Start Supplied material

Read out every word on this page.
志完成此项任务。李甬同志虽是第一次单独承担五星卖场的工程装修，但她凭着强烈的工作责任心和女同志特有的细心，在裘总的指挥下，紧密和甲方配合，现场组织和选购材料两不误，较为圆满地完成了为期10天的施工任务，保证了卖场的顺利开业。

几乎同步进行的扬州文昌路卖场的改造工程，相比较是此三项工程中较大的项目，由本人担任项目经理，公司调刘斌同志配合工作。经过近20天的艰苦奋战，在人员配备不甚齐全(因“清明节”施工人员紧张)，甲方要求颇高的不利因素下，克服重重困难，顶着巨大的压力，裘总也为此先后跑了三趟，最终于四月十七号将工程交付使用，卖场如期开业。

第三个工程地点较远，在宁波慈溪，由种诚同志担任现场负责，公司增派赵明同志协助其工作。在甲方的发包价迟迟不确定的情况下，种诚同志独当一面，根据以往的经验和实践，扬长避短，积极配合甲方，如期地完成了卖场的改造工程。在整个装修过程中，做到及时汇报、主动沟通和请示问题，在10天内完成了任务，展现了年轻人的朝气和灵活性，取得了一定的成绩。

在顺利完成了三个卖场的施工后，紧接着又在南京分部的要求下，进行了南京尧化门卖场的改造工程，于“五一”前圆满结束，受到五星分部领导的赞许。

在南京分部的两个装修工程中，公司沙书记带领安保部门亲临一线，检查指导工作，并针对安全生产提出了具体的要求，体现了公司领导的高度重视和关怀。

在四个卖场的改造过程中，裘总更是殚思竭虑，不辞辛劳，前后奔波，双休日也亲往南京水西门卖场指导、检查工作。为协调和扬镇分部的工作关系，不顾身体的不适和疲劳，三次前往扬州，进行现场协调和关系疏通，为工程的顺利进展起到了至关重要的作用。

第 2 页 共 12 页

End Supplied material

> _Set problem_
Write down the full listing again, exactly.

> _Output for this task_
Read out every word on this page.
志完成此项任务。李甬同志虽是第一次单独承担五星卖场的工程装修，但她凭着强烈的工作责任心和女同志特有的细心，在裘总的指挥下，紧密和甲方配合，现场组织和选购材料两不误，较为圆满地完成了为期10天的施工任务，保证了卖场的顺利开业。

几乎同步进行的扬州文昌路卖场的改造工程，相比较是此三项工程中较大的项目，由本人担任项目经理，公司调刘斌同志配合工作。经过近20天的艰苦奋战，在人员配备不甚齐全(因“清明节”施工人员紧张)，甲方要求颇高的不利因素下，克服重重困难，顶着巨大的压力，裘总也为此先后跑了三趟，最终于四月十七号将工程交付使用，卖场如期开业。

第三个工程地点较远，在宁波慈溪，由种诚同志担任现场负责，公司增派赵明同志协助其工作。在甲方的发包价迟迟不确定的情况下，种诚同志独当一面，根据以往的经验和实践，扬长避短，积极配合甲方，如期地完成了卖场的改造工程。在整个装修过程中，做到及时汇报、主动沟通和请示问题，在10天内完成了任务，展现了年轻人的朝气和灵活性，取得了一定的成绩。

在顺利完成了三个卖场的施工后，紧接着又在南京分部的要求下，进行了南京尧化门卖场的改造工程，于“五一”前圆满结束，受到五星分部领导的赞许。

在南京分部的两个装修工程中，公司沙书记带领安保部门亲临一线，检查指导工作，并针对安全生产提出了具体的要求，体现了公司领导的高度重视和关怀。

在四个卖场的改造过程中，裘总更是殚思竭虑，不辞辛劳，前后奔波，双休日也亲往南京水西门卖场指导、检查工作。为协调和扬镇分部的工作关系，不顾身体的不适和疲劳，三次前往扬州，进行现场协调和关系疏通，为工程的顺利进展起到了至关重要的作用。

第 2 页 共 12 页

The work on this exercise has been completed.